Goal = Copy each of the following items word for word, keeping every line unchanged.

═════ Exercise input ═════

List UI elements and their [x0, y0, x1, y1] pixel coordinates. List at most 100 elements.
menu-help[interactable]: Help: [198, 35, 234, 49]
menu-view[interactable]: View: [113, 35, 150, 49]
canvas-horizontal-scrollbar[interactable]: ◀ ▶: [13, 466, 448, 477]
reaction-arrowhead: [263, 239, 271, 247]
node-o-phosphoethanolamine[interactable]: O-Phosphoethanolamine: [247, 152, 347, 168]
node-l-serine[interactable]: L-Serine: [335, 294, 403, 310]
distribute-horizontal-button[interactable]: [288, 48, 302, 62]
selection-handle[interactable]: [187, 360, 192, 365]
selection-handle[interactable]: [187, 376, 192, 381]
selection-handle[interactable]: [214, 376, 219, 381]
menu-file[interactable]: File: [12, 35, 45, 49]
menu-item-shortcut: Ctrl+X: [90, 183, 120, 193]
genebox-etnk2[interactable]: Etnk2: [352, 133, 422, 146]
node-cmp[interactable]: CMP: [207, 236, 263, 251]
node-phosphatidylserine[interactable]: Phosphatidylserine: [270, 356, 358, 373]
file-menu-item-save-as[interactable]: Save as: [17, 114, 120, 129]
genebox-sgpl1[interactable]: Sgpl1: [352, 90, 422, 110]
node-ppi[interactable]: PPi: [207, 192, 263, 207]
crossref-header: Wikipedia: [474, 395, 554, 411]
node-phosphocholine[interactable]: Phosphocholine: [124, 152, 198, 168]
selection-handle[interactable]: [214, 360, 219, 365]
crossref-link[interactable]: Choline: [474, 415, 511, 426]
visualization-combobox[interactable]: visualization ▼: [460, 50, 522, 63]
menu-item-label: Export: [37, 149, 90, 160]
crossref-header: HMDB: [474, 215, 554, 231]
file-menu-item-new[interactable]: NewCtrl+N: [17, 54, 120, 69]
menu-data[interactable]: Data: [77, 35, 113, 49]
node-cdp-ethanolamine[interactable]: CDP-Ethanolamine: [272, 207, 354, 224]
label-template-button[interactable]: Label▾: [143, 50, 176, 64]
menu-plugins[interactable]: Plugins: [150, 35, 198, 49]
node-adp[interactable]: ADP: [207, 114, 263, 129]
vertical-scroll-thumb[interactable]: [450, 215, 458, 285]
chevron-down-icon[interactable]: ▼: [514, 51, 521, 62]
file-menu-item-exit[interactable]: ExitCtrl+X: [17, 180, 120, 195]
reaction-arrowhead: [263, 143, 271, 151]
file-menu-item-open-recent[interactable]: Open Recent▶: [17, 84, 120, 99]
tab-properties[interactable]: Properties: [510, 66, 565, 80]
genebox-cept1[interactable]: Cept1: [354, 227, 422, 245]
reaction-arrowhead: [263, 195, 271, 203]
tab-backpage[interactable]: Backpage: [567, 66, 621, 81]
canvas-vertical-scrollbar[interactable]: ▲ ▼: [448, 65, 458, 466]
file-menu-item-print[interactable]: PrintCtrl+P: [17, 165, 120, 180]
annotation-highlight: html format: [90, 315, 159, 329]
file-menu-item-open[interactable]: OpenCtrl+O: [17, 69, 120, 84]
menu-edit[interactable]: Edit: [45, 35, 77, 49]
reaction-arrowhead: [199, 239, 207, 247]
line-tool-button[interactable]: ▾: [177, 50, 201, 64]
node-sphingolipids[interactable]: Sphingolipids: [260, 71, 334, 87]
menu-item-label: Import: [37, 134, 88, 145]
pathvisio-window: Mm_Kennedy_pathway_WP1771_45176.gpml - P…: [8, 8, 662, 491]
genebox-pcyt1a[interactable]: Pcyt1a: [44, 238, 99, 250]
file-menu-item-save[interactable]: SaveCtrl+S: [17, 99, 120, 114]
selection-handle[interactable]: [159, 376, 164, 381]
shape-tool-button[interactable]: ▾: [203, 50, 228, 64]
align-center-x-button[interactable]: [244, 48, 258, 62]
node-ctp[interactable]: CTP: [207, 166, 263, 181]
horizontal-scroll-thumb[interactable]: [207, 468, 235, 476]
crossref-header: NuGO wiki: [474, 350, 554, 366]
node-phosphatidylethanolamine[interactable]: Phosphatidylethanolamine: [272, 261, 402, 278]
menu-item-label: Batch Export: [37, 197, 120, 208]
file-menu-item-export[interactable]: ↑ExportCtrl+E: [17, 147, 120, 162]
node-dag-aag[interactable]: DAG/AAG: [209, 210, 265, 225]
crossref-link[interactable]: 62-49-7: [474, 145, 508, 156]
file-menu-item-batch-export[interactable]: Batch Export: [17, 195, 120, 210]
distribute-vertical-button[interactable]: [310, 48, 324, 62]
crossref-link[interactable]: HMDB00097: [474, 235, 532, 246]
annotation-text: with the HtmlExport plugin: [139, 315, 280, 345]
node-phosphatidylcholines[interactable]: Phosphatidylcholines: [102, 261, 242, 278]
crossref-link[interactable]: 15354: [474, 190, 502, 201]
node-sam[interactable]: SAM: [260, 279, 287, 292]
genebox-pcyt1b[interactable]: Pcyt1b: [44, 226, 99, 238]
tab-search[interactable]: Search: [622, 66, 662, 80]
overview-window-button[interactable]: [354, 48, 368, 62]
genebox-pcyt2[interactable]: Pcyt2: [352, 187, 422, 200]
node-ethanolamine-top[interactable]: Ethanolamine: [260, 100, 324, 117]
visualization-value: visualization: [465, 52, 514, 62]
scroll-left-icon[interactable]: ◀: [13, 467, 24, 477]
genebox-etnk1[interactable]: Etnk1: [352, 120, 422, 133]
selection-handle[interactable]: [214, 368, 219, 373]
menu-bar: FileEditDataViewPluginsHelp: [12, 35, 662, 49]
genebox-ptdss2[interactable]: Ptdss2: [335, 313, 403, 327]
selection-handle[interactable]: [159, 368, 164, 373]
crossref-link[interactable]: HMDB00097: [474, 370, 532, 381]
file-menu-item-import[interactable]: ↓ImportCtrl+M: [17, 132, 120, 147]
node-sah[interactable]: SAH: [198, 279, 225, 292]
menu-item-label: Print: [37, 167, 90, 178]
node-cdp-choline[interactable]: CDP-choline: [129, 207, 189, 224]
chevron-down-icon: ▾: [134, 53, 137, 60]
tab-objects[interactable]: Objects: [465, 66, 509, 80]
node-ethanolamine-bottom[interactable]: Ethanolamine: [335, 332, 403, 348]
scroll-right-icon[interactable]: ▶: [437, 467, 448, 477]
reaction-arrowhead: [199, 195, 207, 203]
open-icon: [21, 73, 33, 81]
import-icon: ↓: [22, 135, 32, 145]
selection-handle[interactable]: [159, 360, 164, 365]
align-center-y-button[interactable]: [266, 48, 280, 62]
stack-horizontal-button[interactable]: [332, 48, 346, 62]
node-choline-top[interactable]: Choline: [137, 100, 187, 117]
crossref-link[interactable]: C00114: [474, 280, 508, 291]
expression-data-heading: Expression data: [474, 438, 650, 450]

═════

Solution for this exercise =
List UI elements and their [x0, y0, x1, y1] pixel coordinates. List at most 100 elements.
menu-help[interactable]: Help: [198, 35, 234, 49]
menu-view[interactable]: View: [113, 35, 150, 49]
canvas-horizontal-scrollbar[interactable]: ◀ ▶: [13, 466, 448, 477]
reaction-arrowhead: [263, 239, 271, 247]
node-o-phosphoethanolamine[interactable]: O-Phosphoethanolamine: [247, 152, 347, 168]
node-l-serine[interactable]: L-Serine: [335, 294, 403, 310]
distribute-horizontal-button[interactable]: [288, 48, 302, 62]
selection-handle[interactable]: [187, 360, 192, 365]
selection-handle[interactable]: [187, 376, 192, 381]
selection-handle[interactable]: [214, 376, 219, 381]
menu-file[interactable]: File: [12, 35, 45, 49]
menu-item-shortcut: Ctrl+X: [90, 183, 120, 193]
genebox-etnk2[interactable]: Etnk2: [352, 133, 422, 146]
node-cmp[interactable]: CMP: [207, 236, 263, 251]
node-phosphatidylserine[interactable]: Phosphatidylserine: [270, 356, 358, 373]
file-menu-item-save-as[interactable]: Save as: [17, 114, 120, 129]
genebox-sgpl1[interactable]: Sgpl1: [352, 90, 422, 110]
node-ppi[interactable]: PPi: [207, 192, 263, 207]
crossref-header: Wikipedia: [474, 395, 554, 411]
node-phosphocholine[interactable]: Phosphocholine: [124, 152, 198, 168]
selection-handle[interactable]: [214, 360, 219, 365]
crossref-link[interactable]: Choline: [474, 415, 511, 426]
visualization-combobox[interactable]: visualization ▼: [460, 50, 522, 63]
menu-item-label: Export: [37, 149, 90, 160]
crossref-header: HMDB: [474, 215, 554, 231]
file-menu-item-new[interactable]: NewCtrl+N: [17, 54, 120, 69]
menu-data[interactable]: Data: [77, 35, 113, 49]
node-cdp-ethanolamine[interactable]: CDP-Ethanolamine: [272, 207, 354, 224]
label-template-button[interactable]: Label▾: [143, 50, 176, 64]
menu-plugins[interactable]: Plugins: [150, 35, 198, 49]
node-adp[interactable]: ADP: [207, 114, 263, 129]
vertical-scroll-thumb[interactable]: [450, 215, 458, 285]
chevron-down-icon[interactable]: ▼: [514, 51, 521, 62]
file-menu-item-exit[interactable]: ExitCtrl+X: [17, 180, 120, 195]
reaction-arrowhead: [263, 143, 271, 151]
file-menu-item-open-recent[interactable]: Open Recent▶: [17, 84, 120, 99]
tab-properties[interactable]: Properties: [510, 66, 565, 80]
genebox-cept1[interactable]: Cept1: [354, 227, 422, 245]
reaction-arrowhead: [263, 195, 271, 203]
tab-backpage[interactable]: Backpage: [567, 66, 621, 81]
canvas-vertical-scrollbar[interactable]: ▲ ▼: [448, 65, 458, 466]
file-menu-item-print[interactable]: PrintCtrl+P: [17, 165, 120, 180]
annotation-highlight: html format: [90, 315, 159, 329]
file-menu-item-open[interactable]: OpenCtrl+O: [17, 69, 120, 84]
menu-edit[interactable]: Edit: [45, 35, 77, 49]
reaction-arrowhead: [199, 239, 207, 247]
line-tool-button[interactable]: ▾: [177, 50, 201, 64]
node-sphingolipids[interactable]: Sphingolipids: [260, 71, 334, 87]
menu-item-label: Import: [37, 134, 88, 145]
pathvisio-window: Mm_Kennedy_pathway_WP1771_45176.gpml - P…: [8, 8, 662, 491]
genebox-pcyt1a[interactable]: Pcyt1a: [44, 238, 99, 250]
file-menu-item-save[interactable]: SaveCtrl+S: [17, 99, 120, 114]
selection-handle[interactable]: [159, 376, 164, 381]
shape-tool-button[interactable]: ▾: [203, 50, 228, 64]
align-center-x-button[interactable]: [244, 48, 258, 62]
node-ctp[interactable]: CTP: [207, 166, 263, 181]
horizontal-scroll-thumb[interactable]: [207, 468, 235, 476]
crossref-header: NuGO wiki: [474, 350, 554, 366]
node-phosphatidylethanolamine[interactable]: Phosphatidylethanolamine: [272, 261, 402, 278]
menu-item-label: Batch Export: [37, 197, 120, 208]
file-menu-item-export[interactable]: ↑ExportCtrl+E: [17, 147, 120, 162]
node-dag-aag[interactable]: DAG/AAG: [209, 210, 265, 225]
crossref-link[interactable]: 62-49-7: [474, 145, 508, 156]
file-menu-item-batch-export[interactable]: Batch Export: [17, 195, 120, 210]
distribute-vertical-button[interactable]: [310, 48, 324, 62]
crossref-link[interactable]: HMDB00097: [474, 235, 532, 246]
annotation-text: with the HtmlExport plugin: [139, 315, 280, 345]
node-phosphatidylcholines[interactable]: Phosphatidylcholines: [102, 261, 242, 278]
crossref-link[interactable]: 15354: [474, 190, 502, 201]
node-sam[interactable]: SAM: [260, 279, 287, 292]
genebox-pcyt1b[interactable]: Pcyt1b: [44, 226, 99, 238]
tab-search[interactable]: Search: [622, 66, 662, 80]
overview-window-button[interactable]: [354, 48, 368, 62]
genebox-pcyt2[interactable]: Pcyt2: [352, 187, 422, 200]
node-ethanolamine-top[interactable]: Ethanolamine: [260, 100, 324, 117]
visualization-value: visualization: [465, 52, 514, 62]
scroll-left-icon[interactable]: ◀: [13, 467, 24, 477]
genebox-etnk1[interactable]: Etnk1: [352, 120, 422, 133]
selection-handle[interactable]: [214, 368, 219, 373]
menu-bar: FileEditDataViewPluginsHelp: [12, 35, 662, 49]
genebox-ptdss2[interactable]: Ptdss2: [335, 313, 403, 327]
selection-handle[interactable]: [159, 368, 164, 373]
crossref-link[interactable]: HMDB00097: [474, 370, 532, 381]
file-menu-item-import[interactable]: ↓ImportCtrl+M: [17, 132, 120, 147]
node-sah[interactable]: SAH: [198, 279, 225, 292]
menu-item-label: Print: [37, 167, 90, 178]
node-cdp-choline[interactable]: CDP-choline: [129, 207, 189, 224]
chevron-down-icon: ▾: [134, 53, 137, 60]
tab-objects[interactable]: Objects: [465, 66, 509, 80]
node-ethanolamine-bottom[interactable]: Ethanolamine: [335, 332, 403, 348]
scroll-right-icon[interactable]: ▶: [437, 467, 448, 477]
reaction-arrowhead: [199, 195, 207, 203]
open-icon: [21, 73, 33, 81]
import-icon: ↓: [22, 135, 32, 145]
selection-handle[interactable]: [159, 360, 164, 365]
align-center-y-button[interactable]: [266, 48, 280, 62]
stack-horizontal-button[interactable]: [332, 48, 346, 62]
node-choline-top[interactable]: Choline: [137, 100, 187, 117]
crossref-link[interactable]: C00114: [474, 280, 508, 291]
expression-data-heading: Expression data: [474, 438, 650, 450]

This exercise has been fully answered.